* Aim of the exercise *
Return the listing below exactly, with the pictures dropped.

* Extracted data *
# # # # # # #
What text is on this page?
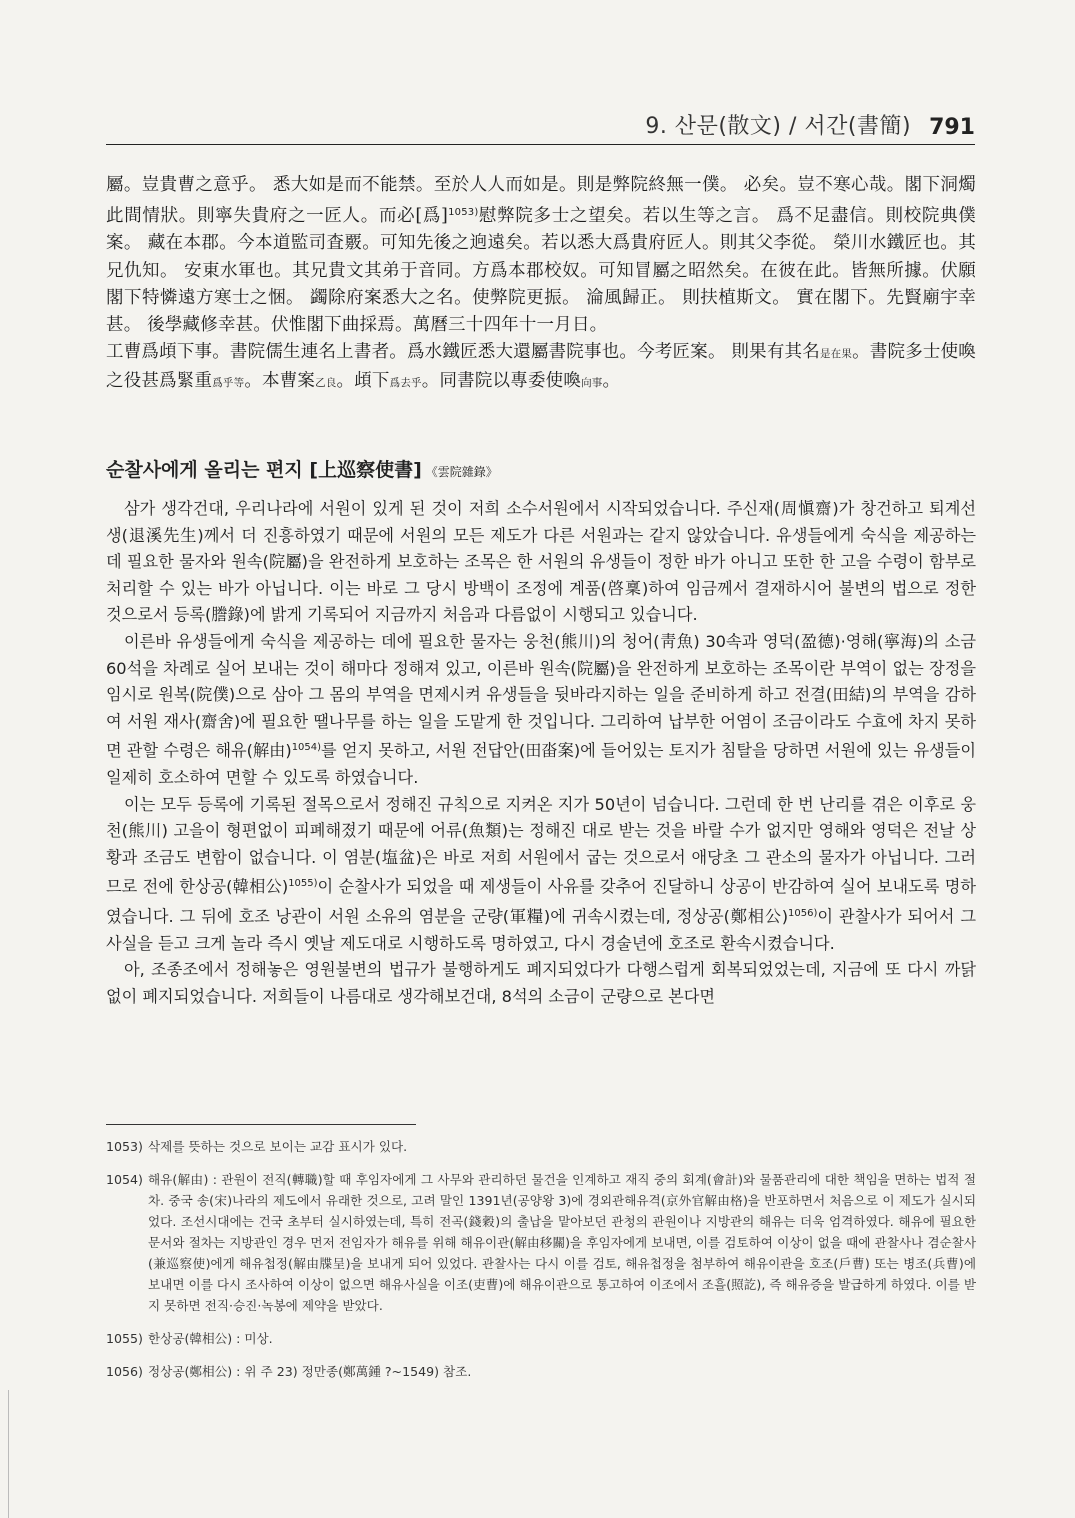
9. 산문(散文) / 서간(書簡) 791

屬。豈貴曹之意乎。 悉大如是而不能禁。至於人人而如是。則是弊院終無一僕。 必矣。豈不寒心哉。閣下洞燭此間情狀。則寧失貴府之一匠人。而必[爲]$^{1053)}$慰弊院多士之望矣。若以生等之言。 爲不足盡信。則校院典僕案。 藏在本郡。今本道監司査覈。可知先後之逈遠矣。若以悉大爲貴府匠人。則其父李從。 榮川水鐵匠也。其兄仇知。 安東水軍也。其兄貴文其弟于音同。方爲本郡校奴。可知冒屬之昭然矣。在彼在此。皆無所據。伏願閣下特憐遠方寒士之悃。 蠲除府案悉大之名。使弊院更振。 淪風歸正。 則扶植斯文。 實在閣下。先賢廟宇幸甚。 後學藏修幸甚。伏惟閣下曲採焉。萬曆三十四年十一月日。

工曹爲頉下事。書院儒生連名上書者。爲水鐵匠悉大還屬書院事也。今考匠案。 則果有其名是在果。書院多士使喚之役甚爲緊重爲乎等。本曹案乙良。頉下爲去乎。同書院以專委使喚向事。

순찰사에게 올리는 편지 [上巡察使書] 《雲院雜錄》

삼가 생각건대, 우리나라에 서원이 있게 된 것이 저희 소수서원에서 시작되었습니다. 주신재(周愼齋)가 창건하고 퇴계선생(退溪先生)께서 더 진흥하였기 때문에 서원의 모든 제도가 다른 서원과는 같지 않았습니다. 유생들에게 숙식을 제공하는 데 필요한 물자와 원속(院屬)을 완전하게 보호하는 조목은 한 서원의 유생들이 정한 바가 아니고 또한 한 고을 수령이 함부로 처리할 수 있는 바가 아닙니다. 이는 바로 그 당시 방백이 조정에 계품(啓稟)하여 임금께서 결재하시어 불변의 법으로 정한 것으로서 등록(謄錄)에 밝게 기록되어 지금까지 처음과 다름없이 시행되고 있습니다.

이른바 유생들에게 숙식을 제공하는 데에 필요한 물자는 웅천(熊川)의 청어(靑魚) 30속과 영덕(盈德)·영해(寧海)의 소금 60석을 차례로 실어 보내는 것이 해마다 정해져 있고, 이른바 원속(院屬)을 완전하게 보호하는 조목이란 부역이 없는 장정을 임시로 원복(院僕)으로 삼아 그 몸의 부역을 면제시켜 유생들을 뒷바라지하는 일을 준비하게 하고 전결(田結)의 부역을 감하여 서원 재사(齋舍)에 필요한 땔나무를 하는 일을 도맡게 한 것입니다. 그리하여 납부한 어염이 조금이라도 수효에 차지 못하면 관할 수령은 해유(解由)$^{1054)}$를 얻지 못하고, 서원 전답안(田畓案)에 들어있는 토지가 침탈을 당하면 서원에 있는 유생들이 일제히 호소하여 면할 수 있도록 하였습니다.

이는 모두 등록에 기록된 절목으로서 정해진 규칙으로 지켜온 지가 50년이 넘습니다. 그런데 한 번 난리를 겪은 이후로 웅천(熊川) 고을이 형편없이 피폐해졌기 때문에 어류(魚類)는 정해진 대로 받는 것을 바랄 수가 없지만 영해와 영덕은 전날 상황과 조금도 변함이 없습니다. 이 염분(塩盆)은 바로 저희 서원에서 굽는 것으로서 애당초 그 관소의 물자가 아닙니다. 그러므로 전에 한상공(韓相公)$^{1055)}$이 순찰사가 되었을 때 제생들이 사유를 갖추어 진달하니 상공이 반감하여 실어 보내도록 명하였습니다. 그 뒤에 호조 낭관이 서원 소유의 염분을 군량(軍糧)에 귀속시켰는데, 정상공(鄭相公)$^{1056)}$이 관찰사가 되어서 그 사실을 듣고 크게 놀라 즉시 옛날 제도대로 시행하도록 명하였고, 다시 경술년에 호조로 환속시켰습니다.

아, 조종조에서 정해놓은 영원불변의 법규가 불행하게도 폐지되었다가 다행스럽게 회복되었었는데, 지금에 또 다시 까닭 없이 폐지되었습니다. 저희들이 나름대로 생각해보건대, 8석의 소금이 군량으로 본다면

1053) 삭제를 뜻하는 것으로 보이는 교감 표시가 있다.
1054) 해유(解由) : 관원이 전직(轉職)할 때 후임자에게 그 사무와 관리하던 물건을 인계하고 재직 중의 회계(會計)와 물품관리에 대한 책임을 면하는 법적 절차. 중국 송(宋)나라의 제도에서 유래한 것으로, 고려 말인 1391년(공양왕 3)에 경외관해유격(京外官解由格)을 반포하면서 처음으로 이 제도가 실시되었다. 조선시대에는 건국 초부터 실시하였는데, 특히 전곡(錢穀)의 출납을 맡아보던 관청의 관원이나 지방관의 해유는 더욱 엄격하였다. 해유에 필요한 문서와 절차는 지방관인 경우 먼저 전임자가 해유를 위해 해유이관(解由移關)을 후임자에게 보내면, 이를 검토하여 이상이 없을 때에 관찰사나 겸순찰사(兼巡察使)에게 해유첩정(解由牒呈)을 보내게 되어 있었다. 관찰사는 다시 이를 검토, 해유첩정을 첨부하여 해유이관을 호조(戶曹) 또는 병조(兵曹)에 보내면 이를 다시 조사하여 이상이 없으면 해유사실을 이조(吏曹)에 해유이관으로 통고하여 이조에서 조흘(照訖), 즉 해유증을 발급하게 하였다. 이를 받지 못하면 전직·승진·녹봉에 제약을 받았다.
1055) 한상공(韓相公) : 미상.
1056) 정상공(鄭相公) : 위 주 23) 정만종(鄭萬鍾 ?~1549) 참조.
# # # # # # #
* Complete output *
What text is on this page?
9. 산문(散文) / 서간(書簡) 791

屬。豈貴曹之意乎。 悉大如是而不能禁。至於人人而如是。則是弊院終無一僕。 必矣。豈不寒心哉。閣下洞燭此間情狀。則寧失貴府之一匠人。而必[爲]$^{1053)}$慰弊院多士之望矣。若以生等之言。 爲不足盡信。則校院典僕案。 藏在本郡。今本道監司査覈。可知先後之逈遠矣。若以悉大爲貴府匠人。則其父李從。 榮川水鐵匠也。其兄仇知。 安東水軍也。其兄貴文其弟于音同。方爲本郡校奴。可知冒屬之昭然矣。在彼在此。皆無所據。伏願閣下特憐遠方寒士之悃。 蠲除府案悉大之名。使弊院更振。 淪風歸正。 則扶植斯文。 實在閣下。先賢廟宇幸甚。 後學藏修幸甚。伏惟閣下曲採焉。萬曆三十四年十一月日。

工曹爲頉下事。書院儒生連名上書者。爲水鐵匠悉大還屬書院事也。今考匠案。 則果有其名是在果。書院多士使喚之役甚爲緊重爲乎等。本曹案乙良。頉下爲去乎。同書院以專委使喚向事。

순찰사에게 올리는 편지 [上巡察使書] 《雲院雜錄》

삼가 생각건대, 우리나라에 서원이 있게 된 것이 저희 소수서원에서 시작되었습니다. 주신재(周愼齋)가 창건하고 퇴계선생(退溪先生)께서 더 진흥하였기 때문에 서원의 모든 제도가 다른 서원과는 같지 않았습니다. 유생들에게 숙식을 제공하는 데 필요한 물자와 원속(院屬)을 완전하게 보호하는 조목은 한 서원의 유생들이 정한 바가 아니고 또한 한 고을 수령이 함부로 처리할 수 있는 바가 아닙니다. 이는 바로 그 당시 방백이 조정에 계품(啓稟)하여 임금께서 결재하시어 불변의 법으로 정한 것으로서 등록(謄錄)에 밝게 기록되어 지금까지 처음과 다름없이 시행되고 있습니다.

이른바 유생들에게 숙식을 제공하는 데에 필요한 물자는 웅천(熊川)의 청어(靑魚) 30속과 영덕(盈德)·영해(寧海)의 소금 60석을 차례로 실어 보내는 것이 해마다 정해져 있고, 이른바 원속(院屬)을 완전하게 보호하는 조목이란 부역이 없는 장정을 임시로 원복(院僕)으로 삼아 그 몸의 부역을 면제시켜 유생들을 뒷바라지하는 일을 준비하게 하고 전결(田結)의 부역을 감하여 서원 재사(齋舍)에 필요한 땔나무를 하는 일을 도맡게 한 것입니다. 그리하여 납부한 어염이 조금이라도 수효에 차지 못하면 관할 수령은 해유(解由)$^{1054)}$를 얻지 못하고, 서원 전답안(田畓案)에 들어있는 토지가 침탈을 당하면 서원에 있는 유생들이 일제히 호소하여 면할 수 있도록 하였습니다.

이는 모두 등록에 기록된 절목으로서 정해진 규칙으로 지켜온 지가 50년이 넘습니다. 그런데 한 번 난리를 겪은 이후로 웅천(熊川) 고을이 형편없이 피폐해졌기 때문에 어류(魚類)는 정해진 대로 받는 것을 바랄 수가 없지만 영해와 영덕은 전날 상황과 조금도 변함이 없습니다. 이 염분(塩盆)은 바로 저희 서원에서 굽는 것으로서 애당초 그 관소의 물자가 아닙니다. 그러므로 전에 한상공(韓相公)$^{1055)}$이 순찰사가 되었을 때 제생들이 사유를 갖추어 진달하니 상공이 반감하여 실어 보내도록 명하였습니다. 그 뒤에 호조 낭관이 서원 소유의 염분을 군량(軍糧)에 귀속시켰는데, 정상공(鄭相公)$^{1056)}$이 관찰사가 되어서 그 사실을 듣고 크게 놀라 즉시 옛날 제도대로 시행하도록 명하였고, 다시 경술년에 호조로 환속시켰습니다.

아, 조종조에서 정해놓은 영원불변의 법규가 불행하게도 폐지되었다가 다행스럽게 회복되었었는데, 지금에 또 다시 까닭 없이 폐지되었습니다. 저희들이 나름대로 생각해보건대, 8석의 소금이 군량으로 본다면

1053) 삭제를 뜻하는 것으로 보이는 교감 표시가 있다.
1054) 해유(解由) : 관원이 전직(轉職)할 때 후임자에게 그 사무와 관리하던 물건을 인계하고 재직 중의 회계(會計)와 물품관리에 대한 책임을 면하는 법적 절차. 중국 송(宋)나라의 제도에서 유래한 것으로, 고려 말인 1391년(공양왕 3)에 경외관해유격(京外官解由格)을 반포하면서 처음으로 이 제도가 실시되었다. 조선시대에는 건국 초부터 실시하였는데, 특히 전곡(錢穀)의 출납을 맡아보던 관청의 관원이나 지방관의 해유는 더욱 엄격하였다. 해유에 필요한 문서와 절차는 지방관인 경우 먼저 전임자가 해유를 위해 해유이관(解由移關)을 후임자에게 보내면, 이를 검토하여 이상이 없을 때에 관찰사나 겸순찰사(兼巡察使)에게 해유첩정(解由牒呈)을 보내게 되어 있었다. 관찰사는 다시 이를 검토, 해유첩정을 첨부하여 해유이관을 호조(戶曹) 또는 병조(兵曹)에 보내면 이를 다시 조사하여 이상이 없으면 해유사실을 이조(吏曹)에 해유이관으로 통고하여 이조에서 조흘(照訖), 즉 해유증을 발급하게 하였다. 이를 받지 못하면 전직·승진·녹봉에 제약을 받았다.
1055) 한상공(韓相公) : 미상.
1056) 정상공(鄭相公) : 위 주 23) 정만종(鄭萬鍾 ?~1549) 참조.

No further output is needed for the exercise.